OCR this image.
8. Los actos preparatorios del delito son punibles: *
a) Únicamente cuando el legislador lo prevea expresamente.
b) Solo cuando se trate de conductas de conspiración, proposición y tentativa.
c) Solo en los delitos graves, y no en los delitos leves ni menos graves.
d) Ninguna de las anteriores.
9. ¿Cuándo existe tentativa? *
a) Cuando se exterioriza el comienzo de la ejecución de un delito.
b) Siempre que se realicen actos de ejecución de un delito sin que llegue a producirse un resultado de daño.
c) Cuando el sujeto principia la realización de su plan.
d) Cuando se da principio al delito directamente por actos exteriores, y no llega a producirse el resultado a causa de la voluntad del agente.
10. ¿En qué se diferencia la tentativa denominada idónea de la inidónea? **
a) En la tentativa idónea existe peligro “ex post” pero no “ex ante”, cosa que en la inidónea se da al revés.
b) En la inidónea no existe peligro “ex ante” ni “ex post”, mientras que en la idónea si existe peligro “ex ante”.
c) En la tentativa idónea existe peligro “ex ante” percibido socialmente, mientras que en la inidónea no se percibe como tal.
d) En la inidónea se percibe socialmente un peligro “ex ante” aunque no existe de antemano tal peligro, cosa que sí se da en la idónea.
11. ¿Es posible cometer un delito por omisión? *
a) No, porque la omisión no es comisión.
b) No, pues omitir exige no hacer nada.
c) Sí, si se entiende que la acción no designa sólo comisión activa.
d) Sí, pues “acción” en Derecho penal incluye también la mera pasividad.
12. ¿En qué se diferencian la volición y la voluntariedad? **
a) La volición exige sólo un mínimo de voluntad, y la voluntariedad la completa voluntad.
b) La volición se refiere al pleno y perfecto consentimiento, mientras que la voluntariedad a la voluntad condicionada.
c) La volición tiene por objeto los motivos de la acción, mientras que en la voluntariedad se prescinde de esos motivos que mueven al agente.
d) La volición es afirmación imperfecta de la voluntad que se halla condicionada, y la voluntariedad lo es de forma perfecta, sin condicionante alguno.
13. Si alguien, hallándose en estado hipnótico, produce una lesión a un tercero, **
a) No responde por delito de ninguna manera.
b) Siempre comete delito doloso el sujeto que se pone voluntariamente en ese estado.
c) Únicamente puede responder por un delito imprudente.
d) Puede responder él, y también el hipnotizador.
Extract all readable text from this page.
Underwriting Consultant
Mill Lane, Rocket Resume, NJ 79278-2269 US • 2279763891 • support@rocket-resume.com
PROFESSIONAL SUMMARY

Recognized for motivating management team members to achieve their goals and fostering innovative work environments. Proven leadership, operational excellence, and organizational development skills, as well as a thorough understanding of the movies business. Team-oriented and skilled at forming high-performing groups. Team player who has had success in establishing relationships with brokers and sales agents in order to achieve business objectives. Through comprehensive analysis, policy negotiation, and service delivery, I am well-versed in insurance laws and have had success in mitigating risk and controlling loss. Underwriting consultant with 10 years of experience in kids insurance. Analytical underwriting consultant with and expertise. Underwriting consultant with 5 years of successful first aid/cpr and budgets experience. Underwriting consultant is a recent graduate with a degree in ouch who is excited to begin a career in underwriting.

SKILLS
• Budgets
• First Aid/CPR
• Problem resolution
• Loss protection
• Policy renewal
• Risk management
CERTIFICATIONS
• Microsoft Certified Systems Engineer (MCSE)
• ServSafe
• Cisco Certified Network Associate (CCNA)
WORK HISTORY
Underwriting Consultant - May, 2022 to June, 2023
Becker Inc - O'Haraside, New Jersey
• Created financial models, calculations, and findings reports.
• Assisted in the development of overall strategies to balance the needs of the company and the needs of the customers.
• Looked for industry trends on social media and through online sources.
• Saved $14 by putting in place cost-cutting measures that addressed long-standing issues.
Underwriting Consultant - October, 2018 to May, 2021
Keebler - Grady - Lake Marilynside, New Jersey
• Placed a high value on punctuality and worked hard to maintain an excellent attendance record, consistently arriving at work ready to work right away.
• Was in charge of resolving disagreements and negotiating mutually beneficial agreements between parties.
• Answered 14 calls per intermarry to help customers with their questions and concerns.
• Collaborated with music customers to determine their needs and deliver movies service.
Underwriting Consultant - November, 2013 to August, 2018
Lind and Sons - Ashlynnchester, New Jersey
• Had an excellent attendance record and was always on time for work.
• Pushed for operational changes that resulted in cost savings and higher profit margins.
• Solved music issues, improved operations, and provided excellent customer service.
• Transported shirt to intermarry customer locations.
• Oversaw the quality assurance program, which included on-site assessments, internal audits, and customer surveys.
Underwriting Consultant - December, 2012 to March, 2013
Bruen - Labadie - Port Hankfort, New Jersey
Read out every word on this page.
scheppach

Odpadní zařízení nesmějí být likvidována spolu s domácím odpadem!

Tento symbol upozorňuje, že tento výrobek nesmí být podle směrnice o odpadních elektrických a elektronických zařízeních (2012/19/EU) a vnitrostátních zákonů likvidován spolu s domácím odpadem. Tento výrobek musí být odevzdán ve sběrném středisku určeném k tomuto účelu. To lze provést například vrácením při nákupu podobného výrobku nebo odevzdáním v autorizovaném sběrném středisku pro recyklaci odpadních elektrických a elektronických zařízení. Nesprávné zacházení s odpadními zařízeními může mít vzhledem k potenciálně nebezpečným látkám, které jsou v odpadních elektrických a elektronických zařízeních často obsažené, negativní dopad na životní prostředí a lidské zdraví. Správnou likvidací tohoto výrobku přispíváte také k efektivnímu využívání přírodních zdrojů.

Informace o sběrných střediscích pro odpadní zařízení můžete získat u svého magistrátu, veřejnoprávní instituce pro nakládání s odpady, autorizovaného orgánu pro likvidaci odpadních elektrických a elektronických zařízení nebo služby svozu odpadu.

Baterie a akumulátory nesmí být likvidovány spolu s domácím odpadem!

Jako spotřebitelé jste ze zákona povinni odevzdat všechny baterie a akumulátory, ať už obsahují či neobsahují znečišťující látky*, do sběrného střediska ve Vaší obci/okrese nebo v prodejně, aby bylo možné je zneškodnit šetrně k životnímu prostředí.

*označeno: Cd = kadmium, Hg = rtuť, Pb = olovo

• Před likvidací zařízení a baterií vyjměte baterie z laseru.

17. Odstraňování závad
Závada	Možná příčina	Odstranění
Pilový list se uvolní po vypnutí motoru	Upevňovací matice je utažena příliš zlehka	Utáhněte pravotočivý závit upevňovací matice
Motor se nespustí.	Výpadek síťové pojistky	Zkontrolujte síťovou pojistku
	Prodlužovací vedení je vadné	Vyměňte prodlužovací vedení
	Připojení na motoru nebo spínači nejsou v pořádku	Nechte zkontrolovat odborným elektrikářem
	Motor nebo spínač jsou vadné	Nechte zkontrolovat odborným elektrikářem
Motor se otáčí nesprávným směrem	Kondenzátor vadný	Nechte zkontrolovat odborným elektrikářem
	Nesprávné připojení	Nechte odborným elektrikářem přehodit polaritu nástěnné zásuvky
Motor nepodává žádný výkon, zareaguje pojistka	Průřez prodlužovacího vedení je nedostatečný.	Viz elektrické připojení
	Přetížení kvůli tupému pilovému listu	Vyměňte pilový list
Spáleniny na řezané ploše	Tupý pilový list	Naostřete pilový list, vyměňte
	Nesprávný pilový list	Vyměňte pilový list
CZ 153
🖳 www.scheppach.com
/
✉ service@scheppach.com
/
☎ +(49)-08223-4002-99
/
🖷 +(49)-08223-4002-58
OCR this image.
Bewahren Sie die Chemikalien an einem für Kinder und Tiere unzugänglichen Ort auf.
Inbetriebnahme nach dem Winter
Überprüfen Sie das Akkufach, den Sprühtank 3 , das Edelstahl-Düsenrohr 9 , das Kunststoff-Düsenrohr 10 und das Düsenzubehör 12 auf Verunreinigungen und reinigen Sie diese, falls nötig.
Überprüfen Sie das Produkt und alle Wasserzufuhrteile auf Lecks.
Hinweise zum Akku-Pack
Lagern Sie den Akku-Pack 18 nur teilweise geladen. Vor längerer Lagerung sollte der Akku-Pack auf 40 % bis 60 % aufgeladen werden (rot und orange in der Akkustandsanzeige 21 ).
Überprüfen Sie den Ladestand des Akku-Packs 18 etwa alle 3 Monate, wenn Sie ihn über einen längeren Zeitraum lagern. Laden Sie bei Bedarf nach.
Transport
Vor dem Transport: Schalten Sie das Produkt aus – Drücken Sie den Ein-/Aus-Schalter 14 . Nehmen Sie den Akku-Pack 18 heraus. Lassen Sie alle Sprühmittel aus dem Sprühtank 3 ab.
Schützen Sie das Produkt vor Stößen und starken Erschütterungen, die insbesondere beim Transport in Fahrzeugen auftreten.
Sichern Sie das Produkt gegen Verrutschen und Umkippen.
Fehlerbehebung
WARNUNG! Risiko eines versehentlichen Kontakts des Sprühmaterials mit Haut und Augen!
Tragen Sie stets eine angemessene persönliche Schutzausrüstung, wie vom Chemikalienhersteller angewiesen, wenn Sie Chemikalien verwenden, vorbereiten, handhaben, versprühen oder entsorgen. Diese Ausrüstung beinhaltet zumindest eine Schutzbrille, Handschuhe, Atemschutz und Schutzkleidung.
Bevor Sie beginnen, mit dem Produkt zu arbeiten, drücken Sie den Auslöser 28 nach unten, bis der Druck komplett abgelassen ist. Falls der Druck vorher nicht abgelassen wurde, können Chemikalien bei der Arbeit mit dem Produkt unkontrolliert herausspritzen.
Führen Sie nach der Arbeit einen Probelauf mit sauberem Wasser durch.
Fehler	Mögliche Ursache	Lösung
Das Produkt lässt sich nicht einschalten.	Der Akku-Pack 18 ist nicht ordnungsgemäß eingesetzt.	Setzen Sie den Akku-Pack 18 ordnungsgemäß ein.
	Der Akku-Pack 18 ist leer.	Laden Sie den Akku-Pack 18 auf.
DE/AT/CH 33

────────

What is expected
Filter out all lines lacking the word "agente" and copy the rest.

Output
d) Cuando se da principio al delito directamente por actos exteriores, y no llega a producirse el resultado a causa de la voluntad del agente.
c) La volición tiene por objeto los motivos de la acción, mientras que en la voluntariedad se prescinde de esos motivos que mueven al agente.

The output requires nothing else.